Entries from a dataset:
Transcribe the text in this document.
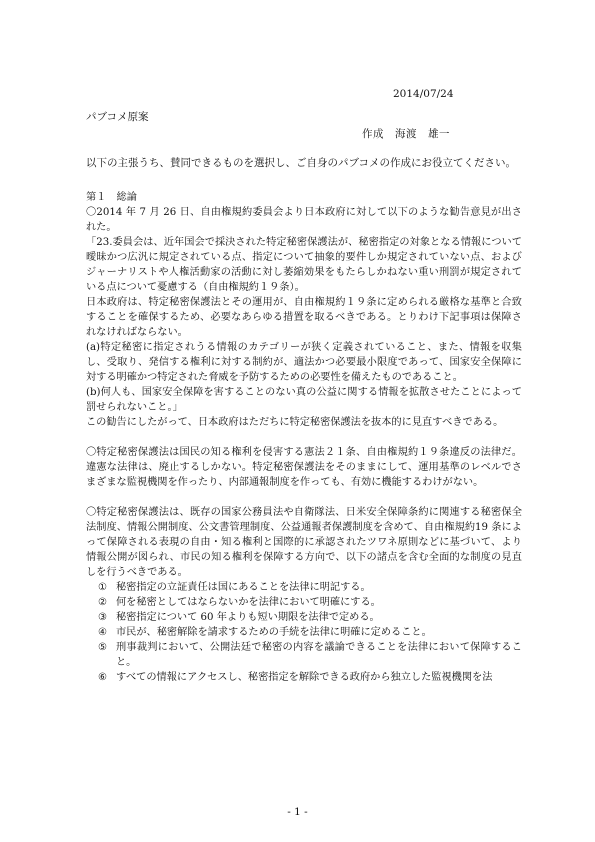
2014/07/24
パブコメ原案
作成　海渡　雄一
以下の主張うち、賛同できるものを選択し、ご自身のパブコメの作成にお役立てください。

第１　総論

〇2014 年 7 月 26 日、自由権規約委員会より日本政府に対して以下のような勧告意見が出された。

「23.委員会は、近年国会で採決された特定秘密保護法が、秘密指定の対象となる情報について曖昧かつ広汎に規定されている点、指定について抽象的要件しか規定されていない点、およびジャーナリストや人権活動家の活動に対し萎縮効果をもたらしかねない重い刑罰が規定されている点について憂慮する（自由権規約１９条）。

日本政府は、特定秘密保護法とその運用が、自由権規約１９条に定められる厳格な基準と合致することを確保するため、必要なあらゆる措置を取るべきである。とりわけ下記事項は保障されなければならない。

(a)特定秘密に指定されうる情報のカテゴリーが狭く定義されていること、また、情報を収集し、受取り、発信する権利に対する制約が、適法かつ必要最小限度であって、国家安全保障に対する明確かつ特定された脅威を予防するための必要性を備えたものであること。

(b)何人も、国家安全保障を害することのない真の公益に関する情報を拡散させたことによって罰せられないこと。」

この勧告にしたがって、日本政府はただちに特定秘密保護法を抜本的に見直すべきである。

〇特定秘密保護法は国民の知る権利を侵害する憲法２１条、自由権規約１９条違反の法律だ。違憲な法律は、廃止するしかない。特定秘密保護法をそのままにして、運用基準のレベルでさまざまな監視機関を作ったり、内部通報制度を作っても、有効に機能するわけがない。

〇特定秘密保護法は、既存の国家公務員法や自衛隊法、日米安全保障条約に関連する秘密保全法制度、情報公開制度、公文書管理制度、公益通報者保護制度を含めて、自由権規約19 条によって保障される表現の自由・知る権利と国際的に承認されたツワネ原則などに基づいて、より情報公開が図られ、市民の知る権利を保障する方向で、以下の諸点を含む全面的な制度の見直しを行うべきである。

① 秘密指定の立証責任は国にあることを法律に明記する。
② 何を秘密としてはならないかを法律において明確にする。
③ 秘密指定について 60 年よりも短い期限を法律で定める。
④ 市民が、秘密解除を請求するための手続を法律に明確に定めること。
⑤ 刑事裁判において、公開法廷で秘密の内容を議論できることを法律において保障すること。
⑥ すべての情報にアクセスし、秘密指定を解除できる政府から独立した監視機関を法
- 1 -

* Short task *
Copy the records above exactly, leaving out every picture.

* Response to this task *
Transcribe the text in this document.
2014/07/24
パブコメ原案
作成　海渡　雄一
以下の主張うち、賛同できるものを選択し、ご自身のパブコメの作成にお役立てください。

第１　総論

〇2014 年 7 月 26 日、自由権規約委員会より日本政府に対して以下のような勧告意見が出された。

「23.委員会は、近年国会で採決された特定秘密保護法が、秘密指定の対象となる情報について曖昧かつ広汎に規定されている点、指定について抽象的要件しか規定されていない点、およびジャーナリストや人権活動家の活動に対し萎縮効果をもたらしかねない重い刑罰が規定されている点について憂慮する（自由権規約１９条）。

日本政府は、特定秘密保護法とその運用が、自由権規約１９条に定められる厳格な基準と合致することを確保するため、必要なあらゆる措置を取るべきである。とりわけ下記事項は保障されなければならない。

(a)特定秘密に指定されうる情報のカテゴリーが狭く定義されていること、また、情報を収集し、受取り、発信する権利に対する制約が、適法かつ必要最小限度であって、国家安全保障に対する明確かつ特定された脅威を予防するための必要性を備えたものであること。

(b)何人も、国家安全保障を害することのない真の公益に関する情報を拡散させたことによって罰せられないこと。」

この勧告にしたがって、日本政府はただちに特定秘密保護法を抜本的に見直すべきである。

〇特定秘密保護法は国民の知る権利を侵害する憲法２１条、自由権規約１９条違反の法律だ。違憲な法律は、廃止するしかない。特定秘密保護法をそのままにして、運用基準のレベルでさまざまな監視機関を作ったり、内部通報制度を作っても、有効に機能するわけがない。

〇特定秘密保護法は、既存の国家公務員法や自衛隊法、日米安全保障条約に関連する秘密保全法制度、情報公開制度、公文書管理制度、公益通報者保護制度を含めて、自由権規約19 条によって保障される表現の自由・知る権利と国際的に承認されたツワネ原則などに基づいて、より情報公開が図られ、市民の知る権利を保障する方向で、以下の諸点を含む全面的な制度の見直しを行うべきである。

① 秘密指定の立証責任は国にあることを法律に明記する。
② 何を秘密としてはならないかを法律において明確にする。
③ 秘密指定について 60 年よりも短い期限を法律で定める。
④ 市民が、秘密解除を請求するための手続を法律に明確に定めること。
⑤ 刑事裁判において、公開法廷で秘密の内容を議論できることを法律において保障すること。
⑥ すべての情報にアクセスし、秘密指定を解除できる政府から独立した監視機関を法
- 1 -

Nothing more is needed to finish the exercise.